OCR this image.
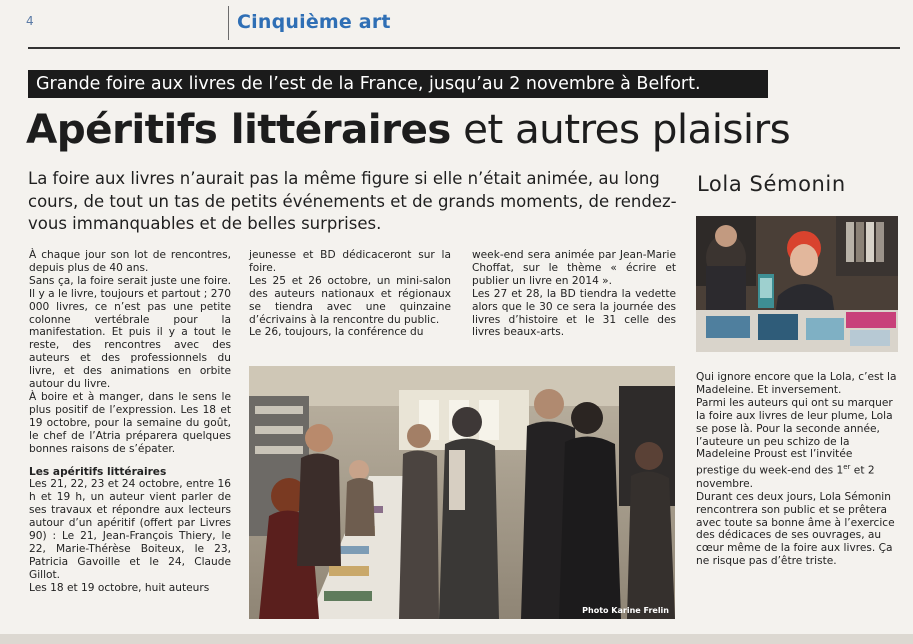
4	Cinquième art
Grande foire aux livres de l’est de la France, jusqu’au 2 novembre à Belfort.
Apéritifs littéraires et autres plaisirs
La foire aux livres n’aurait pas la même figure si elle n’était animée, au long cours, de tout un tas de petits événements et de grands moments, de rendez-vous immanquables et de belles surprises.
Lola Sémonin

À chaque jour son lot de rencontres, depuis plus de 40 ans.

Sans ça, la foire serait juste une foire. Il y a le livre, toujours et partout ; 270 000 livres, ce n’est pas une petite colonne vertébrale pour la manifestation. Et puis il y a tout le reste, des rencontres avec des auteurs et des professionnels du livre, et des animations en orbite autour du livre.

À boire et à manger, dans le sens le plus positif de l’expression. Les 18 et 19 octobre, pour la semaine du goût, le chef de l’Atria préparera quelques bonnes raisons de s’épater.

Les apéritifs littéraires

Les 21, 22, 23 et 24 octobre, entre 16 h et 19 h, un auteur vient parler de ses travaux et répondre aux lecteurs autour d’un apéritif (offert par Livres 90) : Le 21, Jean-François Thiery, le 22, Marie-Thérèse Boiteux, le 23, Patricia Gavoille et le 24, Claude Gillot.

Les 18 et 19 octobre, huit auteurs

jeunesse et BD dédicaceront sur la foire.

Les 25 et 26 octobre, un mini-salon des auteurs nationaux et régionaux se tiendra avec une quinzaine d’écrivains à la rencontre du public.

Le 26, toujours, la conférence du

week-end sera animée par Jean-Marie Choffat, sur le thème « écrire et publier un livre en 2014 ».

Les 27 et 28, la BD tiendra la vedette alors que le 30 ce sera la journée des livres d’histoire et le 31 celle des livres beaux-arts.

Qui ignore encore que la Lola, c’est la Madeleine. Et inversement.

Parmi les auteurs qui ont su marquer la foire aux livres de leur plume, Lola se pose là. Pour la seconde année, l’auteure un peu schizo de la Madeleine Proust est l’invitée prestige du week-end des 1er et 2 novembre.

Durant ces deux jours, Lola Sémonin rencontrera son public et se prêtera avec toute sa bonne âme à l’exercice des dédicaces de ses ouvrages, au cœur même de la foire aux livres. Ça ne risque pas d’être triste.

Photo Karine Frelin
-*-
Leave the pictures out and reproduce each record exactly as written.

FULL SOLUTION:
OCR this image.
4	Cinquième art
Grande foire aux livres de l’est de la France, jusqu’au 2 novembre à Belfort.
Apéritifs littéraires et autres plaisirs
La foire aux livres n’aurait pas la même figure si elle n’était animée, au long cours, de tout un tas de petits événements et de grands moments, de rendez-vous immanquables et de belles surprises.
Lola Sémonin

À chaque jour son lot de rencontres, depuis plus de 40 ans.

Sans ça, la foire serait juste une foire. Il y a le livre, toujours et partout ; 270 000 livres, ce n’est pas une petite colonne vertébrale pour la manifestation. Et puis il y a tout le reste, des rencontres avec des auteurs et des professionnels du livre, et des animations en orbite autour du livre.

À boire et à manger, dans le sens le plus positif de l’expression. Les 18 et 19 octobre, pour la semaine du goût, le chef de l’Atria préparera quelques bonnes raisons de s’épater.

Les apéritifs littéraires

Les 21, 22, 23 et 24 octobre, entre 16 h et 19 h, un auteur vient parler de ses travaux et répondre aux lecteurs autour d’un apéritif (offert par Livres 90) : Le 21, Jean-François Thiery, le 22, Marie-Thérèse Boiteux, le 23, Patricia Gavoille et le 24, Claude Gillot.

Les 18 et 19 octobre, huit auteurs

jeunesse et BD dédicaceront sur la foire.

Les 25 et 26 octobre, un mini-salon des auteurs nationaux et régionaux se tiendra avec une quinzaine d’écrivains à la rencontre du public.

Le 26, toujours, la conférence du

week-end sera animée par Jean-Marie Choffat, sur le thème « écrire et publier un livre en 2014 ».

Les 27 et 28, la BD tiendra la vedette alors que le 30 ce sera la journée des livres d’histoire et le 31 celle des livres beaux-arts.

Qui ignore encore que la Lola, c’est la Madeleine. Et inversement.

Parmi les auteurs qui ont su marquer la foire aux livres de leur plume, Lola se pose là. Pour la seconde année, l’auteure un peu schizo de la Madeleine Proust est l’invitée prestige du week-end des 1er et 2 novembre.

Durant ces deux jours, Lola Sémonin rencontrera son public et se prêtera avec toute sa bonne âme à l’exercice des dédicaces de ses ouvrages, au cœur même de la foire aux livres. Ça ne risque pas d’être triste.

Photo Karine Frelin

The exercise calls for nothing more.